• Extracted entries:
::::

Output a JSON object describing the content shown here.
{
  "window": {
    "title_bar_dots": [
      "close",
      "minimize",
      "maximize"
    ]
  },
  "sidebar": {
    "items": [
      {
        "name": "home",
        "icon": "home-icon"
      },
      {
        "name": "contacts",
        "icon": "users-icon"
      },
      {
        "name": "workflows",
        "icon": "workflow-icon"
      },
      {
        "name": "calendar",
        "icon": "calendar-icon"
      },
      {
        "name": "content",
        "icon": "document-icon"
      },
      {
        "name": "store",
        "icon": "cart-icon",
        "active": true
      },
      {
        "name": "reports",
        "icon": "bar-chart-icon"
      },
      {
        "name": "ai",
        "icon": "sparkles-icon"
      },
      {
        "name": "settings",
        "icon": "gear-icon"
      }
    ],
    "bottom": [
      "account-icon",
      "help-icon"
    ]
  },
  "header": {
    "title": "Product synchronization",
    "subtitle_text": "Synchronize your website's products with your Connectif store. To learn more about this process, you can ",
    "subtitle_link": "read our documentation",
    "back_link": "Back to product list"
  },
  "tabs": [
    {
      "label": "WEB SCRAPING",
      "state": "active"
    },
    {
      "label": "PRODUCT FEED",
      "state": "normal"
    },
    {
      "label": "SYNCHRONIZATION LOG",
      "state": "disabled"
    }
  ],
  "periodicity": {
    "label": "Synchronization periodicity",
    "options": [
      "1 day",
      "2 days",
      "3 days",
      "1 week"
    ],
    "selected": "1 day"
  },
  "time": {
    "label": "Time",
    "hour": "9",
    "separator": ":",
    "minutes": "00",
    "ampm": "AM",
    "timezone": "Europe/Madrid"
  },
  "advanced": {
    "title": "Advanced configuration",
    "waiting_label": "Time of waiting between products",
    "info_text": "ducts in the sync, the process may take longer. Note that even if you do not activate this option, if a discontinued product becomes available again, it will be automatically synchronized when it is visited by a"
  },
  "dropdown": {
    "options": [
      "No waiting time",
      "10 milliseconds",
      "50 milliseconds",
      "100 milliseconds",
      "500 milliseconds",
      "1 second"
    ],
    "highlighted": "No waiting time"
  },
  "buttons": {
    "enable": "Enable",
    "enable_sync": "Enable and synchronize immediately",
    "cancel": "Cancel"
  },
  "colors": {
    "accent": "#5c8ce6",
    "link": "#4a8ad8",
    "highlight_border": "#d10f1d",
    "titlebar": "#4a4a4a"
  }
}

::::

• The request: Pick out every line holding the string "products" and return it.

• Result below:
    "subtitle_text": "Synchronize your website's products with your Connectif store. To learn more about this process, you can ",
    "waiting_label": "Time of waiting between products",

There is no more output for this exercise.